* begin Data extract *

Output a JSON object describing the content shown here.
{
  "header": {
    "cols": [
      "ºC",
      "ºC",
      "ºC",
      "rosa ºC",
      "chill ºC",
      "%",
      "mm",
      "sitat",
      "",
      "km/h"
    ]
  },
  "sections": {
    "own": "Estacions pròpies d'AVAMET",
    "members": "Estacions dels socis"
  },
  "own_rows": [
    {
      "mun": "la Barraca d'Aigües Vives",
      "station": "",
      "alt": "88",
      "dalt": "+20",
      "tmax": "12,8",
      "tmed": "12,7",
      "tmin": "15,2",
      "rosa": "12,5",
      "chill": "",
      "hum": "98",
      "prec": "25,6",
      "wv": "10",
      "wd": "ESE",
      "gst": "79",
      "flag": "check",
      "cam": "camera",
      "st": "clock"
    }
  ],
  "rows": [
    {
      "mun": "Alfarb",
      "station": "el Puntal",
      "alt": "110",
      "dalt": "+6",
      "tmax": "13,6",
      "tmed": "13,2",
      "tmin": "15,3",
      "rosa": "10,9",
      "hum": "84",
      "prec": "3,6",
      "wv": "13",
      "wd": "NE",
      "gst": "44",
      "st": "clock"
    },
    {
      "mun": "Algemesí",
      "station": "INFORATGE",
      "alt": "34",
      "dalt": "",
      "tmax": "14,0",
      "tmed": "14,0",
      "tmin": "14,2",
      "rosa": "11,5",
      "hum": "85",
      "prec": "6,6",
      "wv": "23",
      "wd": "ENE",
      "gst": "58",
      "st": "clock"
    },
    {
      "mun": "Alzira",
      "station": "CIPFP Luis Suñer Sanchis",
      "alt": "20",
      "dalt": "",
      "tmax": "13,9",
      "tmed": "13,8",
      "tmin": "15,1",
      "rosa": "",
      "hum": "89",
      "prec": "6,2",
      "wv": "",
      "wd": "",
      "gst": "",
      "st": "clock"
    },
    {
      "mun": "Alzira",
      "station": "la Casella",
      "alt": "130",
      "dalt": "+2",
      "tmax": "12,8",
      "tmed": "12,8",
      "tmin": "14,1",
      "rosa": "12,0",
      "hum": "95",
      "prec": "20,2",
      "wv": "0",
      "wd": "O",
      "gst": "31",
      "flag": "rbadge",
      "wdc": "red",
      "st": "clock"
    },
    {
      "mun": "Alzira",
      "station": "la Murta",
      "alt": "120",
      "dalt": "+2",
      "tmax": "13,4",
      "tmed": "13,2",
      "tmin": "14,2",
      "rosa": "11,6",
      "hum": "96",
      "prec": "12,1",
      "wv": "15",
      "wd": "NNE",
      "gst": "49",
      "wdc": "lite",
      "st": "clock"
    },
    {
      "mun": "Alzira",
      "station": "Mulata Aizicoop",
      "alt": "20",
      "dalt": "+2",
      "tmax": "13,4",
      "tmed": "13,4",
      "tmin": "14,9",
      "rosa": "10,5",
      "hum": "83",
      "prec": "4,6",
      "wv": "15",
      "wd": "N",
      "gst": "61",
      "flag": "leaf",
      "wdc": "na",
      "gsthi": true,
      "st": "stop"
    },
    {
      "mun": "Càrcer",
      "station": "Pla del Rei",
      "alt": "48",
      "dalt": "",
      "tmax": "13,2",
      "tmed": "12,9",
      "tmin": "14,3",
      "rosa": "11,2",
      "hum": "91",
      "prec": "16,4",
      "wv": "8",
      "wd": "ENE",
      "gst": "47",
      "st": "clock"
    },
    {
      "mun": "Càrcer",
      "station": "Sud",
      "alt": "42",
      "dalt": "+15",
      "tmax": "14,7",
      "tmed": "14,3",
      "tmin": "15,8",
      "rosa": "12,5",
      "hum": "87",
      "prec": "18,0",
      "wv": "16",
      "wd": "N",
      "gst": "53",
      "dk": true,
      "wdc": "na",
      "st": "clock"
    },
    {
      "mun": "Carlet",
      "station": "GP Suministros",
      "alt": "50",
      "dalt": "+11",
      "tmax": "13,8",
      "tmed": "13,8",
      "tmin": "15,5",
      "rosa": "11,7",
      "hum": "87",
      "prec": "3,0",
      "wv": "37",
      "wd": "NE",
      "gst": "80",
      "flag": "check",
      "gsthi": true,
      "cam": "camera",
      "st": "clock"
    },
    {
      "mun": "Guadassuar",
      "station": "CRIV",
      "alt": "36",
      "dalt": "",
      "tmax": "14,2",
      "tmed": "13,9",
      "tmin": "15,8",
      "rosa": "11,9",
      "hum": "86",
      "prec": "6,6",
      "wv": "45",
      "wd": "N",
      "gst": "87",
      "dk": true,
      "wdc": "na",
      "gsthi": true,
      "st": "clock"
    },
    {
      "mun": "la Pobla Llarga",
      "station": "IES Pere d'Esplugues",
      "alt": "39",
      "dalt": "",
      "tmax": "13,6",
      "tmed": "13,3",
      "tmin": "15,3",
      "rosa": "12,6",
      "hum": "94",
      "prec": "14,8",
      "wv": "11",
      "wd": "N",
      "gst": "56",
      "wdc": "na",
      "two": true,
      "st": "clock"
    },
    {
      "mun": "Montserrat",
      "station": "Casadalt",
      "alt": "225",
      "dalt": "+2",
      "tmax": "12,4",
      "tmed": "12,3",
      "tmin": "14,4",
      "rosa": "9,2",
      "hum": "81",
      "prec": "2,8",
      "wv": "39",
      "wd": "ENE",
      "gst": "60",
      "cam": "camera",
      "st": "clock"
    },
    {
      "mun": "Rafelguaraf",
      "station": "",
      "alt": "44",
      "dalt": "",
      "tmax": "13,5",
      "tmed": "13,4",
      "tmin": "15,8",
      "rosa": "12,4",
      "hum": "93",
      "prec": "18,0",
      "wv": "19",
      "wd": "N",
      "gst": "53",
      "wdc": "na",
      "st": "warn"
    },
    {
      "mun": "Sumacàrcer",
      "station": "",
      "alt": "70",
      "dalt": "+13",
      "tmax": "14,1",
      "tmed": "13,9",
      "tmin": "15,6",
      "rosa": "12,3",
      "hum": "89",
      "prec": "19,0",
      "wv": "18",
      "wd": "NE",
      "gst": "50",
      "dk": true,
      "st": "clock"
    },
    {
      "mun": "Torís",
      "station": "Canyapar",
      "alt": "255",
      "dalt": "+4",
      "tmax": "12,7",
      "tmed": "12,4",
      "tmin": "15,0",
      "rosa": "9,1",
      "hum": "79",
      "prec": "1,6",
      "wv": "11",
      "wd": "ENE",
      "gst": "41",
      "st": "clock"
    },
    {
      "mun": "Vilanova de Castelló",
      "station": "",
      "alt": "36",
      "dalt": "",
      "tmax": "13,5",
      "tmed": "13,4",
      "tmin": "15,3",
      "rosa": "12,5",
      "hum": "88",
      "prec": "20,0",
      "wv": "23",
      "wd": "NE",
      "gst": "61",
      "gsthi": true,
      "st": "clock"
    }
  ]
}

* end Data extract *

— What to work on —
Scan the records above for the string "Estacions", then select every line that holds it.

— Full answer —
    "own": "Estacions pròpies d'AVAMET",
    "members": "Estacions dels socis"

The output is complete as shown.